:: Given records ::

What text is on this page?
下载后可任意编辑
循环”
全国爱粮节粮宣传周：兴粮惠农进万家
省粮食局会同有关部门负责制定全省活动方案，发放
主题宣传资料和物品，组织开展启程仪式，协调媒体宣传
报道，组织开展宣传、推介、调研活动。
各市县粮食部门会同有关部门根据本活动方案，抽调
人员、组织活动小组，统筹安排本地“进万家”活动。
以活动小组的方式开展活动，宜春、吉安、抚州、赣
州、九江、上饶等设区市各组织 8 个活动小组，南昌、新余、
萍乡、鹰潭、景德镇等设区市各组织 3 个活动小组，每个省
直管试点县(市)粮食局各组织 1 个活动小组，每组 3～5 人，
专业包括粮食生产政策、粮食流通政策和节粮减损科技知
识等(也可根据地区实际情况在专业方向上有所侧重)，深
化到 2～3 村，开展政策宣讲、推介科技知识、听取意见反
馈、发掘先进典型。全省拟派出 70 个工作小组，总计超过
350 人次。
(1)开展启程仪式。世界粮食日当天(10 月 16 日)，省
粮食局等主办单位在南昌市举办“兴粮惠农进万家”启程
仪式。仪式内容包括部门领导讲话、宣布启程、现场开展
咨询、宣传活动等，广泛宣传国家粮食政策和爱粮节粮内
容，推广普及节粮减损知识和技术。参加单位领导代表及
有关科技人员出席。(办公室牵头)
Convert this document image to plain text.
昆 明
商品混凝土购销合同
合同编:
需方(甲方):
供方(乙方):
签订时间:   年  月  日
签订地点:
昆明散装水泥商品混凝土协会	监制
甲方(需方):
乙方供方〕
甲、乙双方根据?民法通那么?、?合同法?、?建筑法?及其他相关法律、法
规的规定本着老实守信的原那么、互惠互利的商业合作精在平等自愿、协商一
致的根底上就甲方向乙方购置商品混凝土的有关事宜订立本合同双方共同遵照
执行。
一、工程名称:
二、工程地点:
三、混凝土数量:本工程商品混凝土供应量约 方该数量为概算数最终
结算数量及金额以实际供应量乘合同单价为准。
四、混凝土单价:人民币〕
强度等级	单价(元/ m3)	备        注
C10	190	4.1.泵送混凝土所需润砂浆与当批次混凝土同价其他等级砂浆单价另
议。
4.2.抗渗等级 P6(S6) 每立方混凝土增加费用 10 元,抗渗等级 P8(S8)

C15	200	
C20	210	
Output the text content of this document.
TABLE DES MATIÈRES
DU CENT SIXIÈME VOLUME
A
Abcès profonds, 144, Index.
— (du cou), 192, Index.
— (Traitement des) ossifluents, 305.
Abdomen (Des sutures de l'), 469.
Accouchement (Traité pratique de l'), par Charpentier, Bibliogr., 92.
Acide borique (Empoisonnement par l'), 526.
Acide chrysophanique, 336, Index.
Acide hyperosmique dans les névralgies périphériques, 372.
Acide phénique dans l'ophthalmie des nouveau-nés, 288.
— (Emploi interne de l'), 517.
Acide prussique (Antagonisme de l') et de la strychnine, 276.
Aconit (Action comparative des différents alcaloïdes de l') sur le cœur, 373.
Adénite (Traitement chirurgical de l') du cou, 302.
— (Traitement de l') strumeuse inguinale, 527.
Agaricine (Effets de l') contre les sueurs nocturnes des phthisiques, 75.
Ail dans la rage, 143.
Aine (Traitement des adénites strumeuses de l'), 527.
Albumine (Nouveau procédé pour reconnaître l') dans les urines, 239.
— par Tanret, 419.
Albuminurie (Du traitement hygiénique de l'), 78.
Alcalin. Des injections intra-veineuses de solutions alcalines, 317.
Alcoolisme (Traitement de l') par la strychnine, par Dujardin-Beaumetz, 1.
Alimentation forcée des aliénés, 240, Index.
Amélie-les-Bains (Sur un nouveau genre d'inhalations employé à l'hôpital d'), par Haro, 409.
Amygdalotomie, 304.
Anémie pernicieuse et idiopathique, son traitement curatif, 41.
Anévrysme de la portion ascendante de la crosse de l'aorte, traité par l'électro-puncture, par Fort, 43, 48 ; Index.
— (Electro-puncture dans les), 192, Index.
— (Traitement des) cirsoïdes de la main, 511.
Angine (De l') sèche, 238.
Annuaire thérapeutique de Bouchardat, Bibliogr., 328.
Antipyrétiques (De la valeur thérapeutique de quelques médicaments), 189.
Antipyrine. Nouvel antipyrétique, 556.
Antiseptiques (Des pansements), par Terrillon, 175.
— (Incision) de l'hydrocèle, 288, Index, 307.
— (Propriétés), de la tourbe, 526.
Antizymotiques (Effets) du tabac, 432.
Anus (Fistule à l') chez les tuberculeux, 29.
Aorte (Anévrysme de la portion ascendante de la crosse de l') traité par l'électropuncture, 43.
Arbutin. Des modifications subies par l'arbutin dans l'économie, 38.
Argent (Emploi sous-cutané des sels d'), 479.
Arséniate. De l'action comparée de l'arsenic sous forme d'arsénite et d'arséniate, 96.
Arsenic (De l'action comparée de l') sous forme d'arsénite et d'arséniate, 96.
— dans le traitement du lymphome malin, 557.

:: The problem ::
Where a line above contains the string "Anévrysme", copy that line.

:: The solution ::
Anévrysme de la portion ascendante de la crosse de l'aorte, traité par l'électro-puncture, par Fort, 43, 48 ; Index.
Aorte (Anévrysme de la portion ascendante de la crosse de l') traité par l'électropuncture, 43.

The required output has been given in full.